Items from a data source:
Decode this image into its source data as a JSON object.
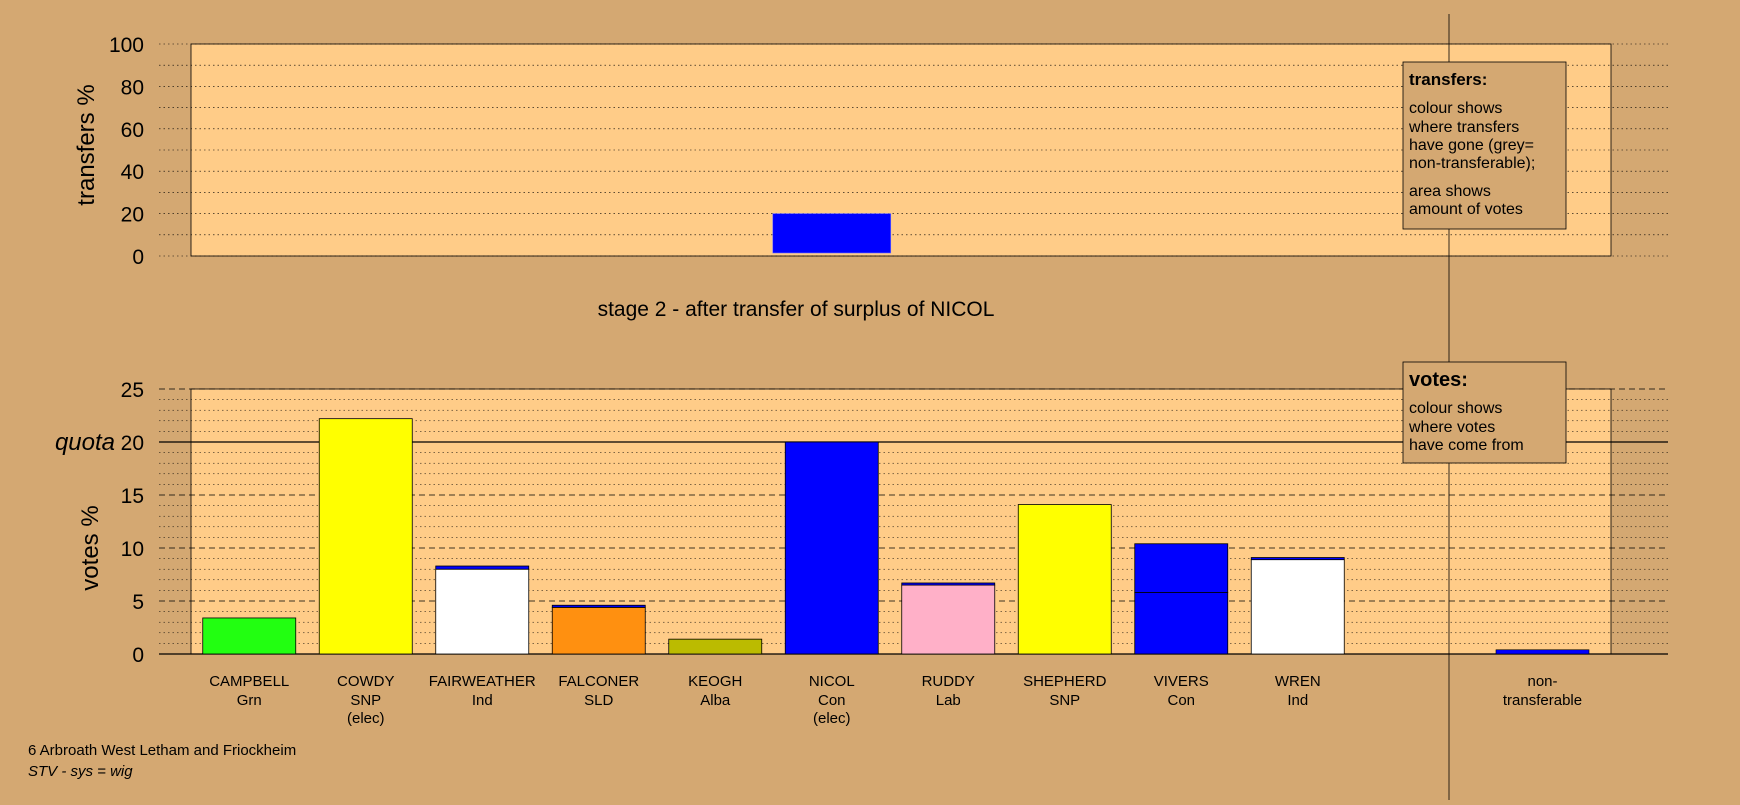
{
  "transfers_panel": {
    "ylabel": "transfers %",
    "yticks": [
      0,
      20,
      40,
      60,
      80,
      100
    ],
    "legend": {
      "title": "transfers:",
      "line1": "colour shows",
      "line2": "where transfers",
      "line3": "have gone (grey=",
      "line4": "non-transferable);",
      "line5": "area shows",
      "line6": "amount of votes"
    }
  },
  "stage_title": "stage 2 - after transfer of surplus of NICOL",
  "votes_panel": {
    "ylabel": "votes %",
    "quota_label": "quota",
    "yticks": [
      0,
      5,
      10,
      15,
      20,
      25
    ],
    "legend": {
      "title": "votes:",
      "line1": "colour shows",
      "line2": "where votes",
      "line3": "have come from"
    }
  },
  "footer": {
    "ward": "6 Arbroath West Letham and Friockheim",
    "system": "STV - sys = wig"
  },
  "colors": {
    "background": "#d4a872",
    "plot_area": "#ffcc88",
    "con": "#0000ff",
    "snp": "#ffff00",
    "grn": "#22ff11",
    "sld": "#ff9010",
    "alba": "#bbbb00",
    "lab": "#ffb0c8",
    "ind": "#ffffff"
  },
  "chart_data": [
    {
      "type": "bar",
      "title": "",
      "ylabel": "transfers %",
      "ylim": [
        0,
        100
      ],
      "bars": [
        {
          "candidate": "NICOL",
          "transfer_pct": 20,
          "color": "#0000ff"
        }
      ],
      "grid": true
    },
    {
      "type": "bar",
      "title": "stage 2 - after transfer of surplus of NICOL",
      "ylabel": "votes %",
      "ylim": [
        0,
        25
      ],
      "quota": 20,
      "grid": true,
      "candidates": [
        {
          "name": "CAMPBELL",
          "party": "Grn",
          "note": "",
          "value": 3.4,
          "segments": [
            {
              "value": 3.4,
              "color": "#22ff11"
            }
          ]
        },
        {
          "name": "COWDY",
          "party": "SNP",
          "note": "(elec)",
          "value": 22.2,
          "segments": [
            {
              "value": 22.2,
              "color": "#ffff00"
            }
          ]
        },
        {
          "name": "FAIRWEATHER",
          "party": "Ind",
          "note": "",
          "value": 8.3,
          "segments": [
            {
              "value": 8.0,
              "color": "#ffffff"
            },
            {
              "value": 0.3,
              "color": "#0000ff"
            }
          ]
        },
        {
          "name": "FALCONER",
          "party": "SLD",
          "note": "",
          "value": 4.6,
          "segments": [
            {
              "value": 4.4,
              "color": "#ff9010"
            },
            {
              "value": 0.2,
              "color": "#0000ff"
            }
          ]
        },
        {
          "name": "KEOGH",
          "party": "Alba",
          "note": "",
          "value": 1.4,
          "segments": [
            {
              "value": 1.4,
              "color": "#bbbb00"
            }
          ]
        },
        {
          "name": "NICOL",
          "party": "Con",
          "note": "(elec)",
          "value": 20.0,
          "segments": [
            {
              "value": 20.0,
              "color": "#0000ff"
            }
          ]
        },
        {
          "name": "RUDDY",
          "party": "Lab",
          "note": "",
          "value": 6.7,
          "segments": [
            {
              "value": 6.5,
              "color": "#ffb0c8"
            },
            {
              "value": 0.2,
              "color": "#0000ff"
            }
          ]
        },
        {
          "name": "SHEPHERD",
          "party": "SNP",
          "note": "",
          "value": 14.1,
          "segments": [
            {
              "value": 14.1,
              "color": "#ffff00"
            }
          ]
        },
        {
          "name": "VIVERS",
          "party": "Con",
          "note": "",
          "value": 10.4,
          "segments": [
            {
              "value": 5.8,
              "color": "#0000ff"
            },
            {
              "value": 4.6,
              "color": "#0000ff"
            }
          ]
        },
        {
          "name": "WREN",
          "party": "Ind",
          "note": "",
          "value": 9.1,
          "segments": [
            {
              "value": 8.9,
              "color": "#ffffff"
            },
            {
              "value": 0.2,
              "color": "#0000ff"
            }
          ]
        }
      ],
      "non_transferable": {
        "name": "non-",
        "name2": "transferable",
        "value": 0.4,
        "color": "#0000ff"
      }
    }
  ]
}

→ **Short exercise**:
Give only the number of lines in the material above that hold the word "party".

→ **Reply**:
10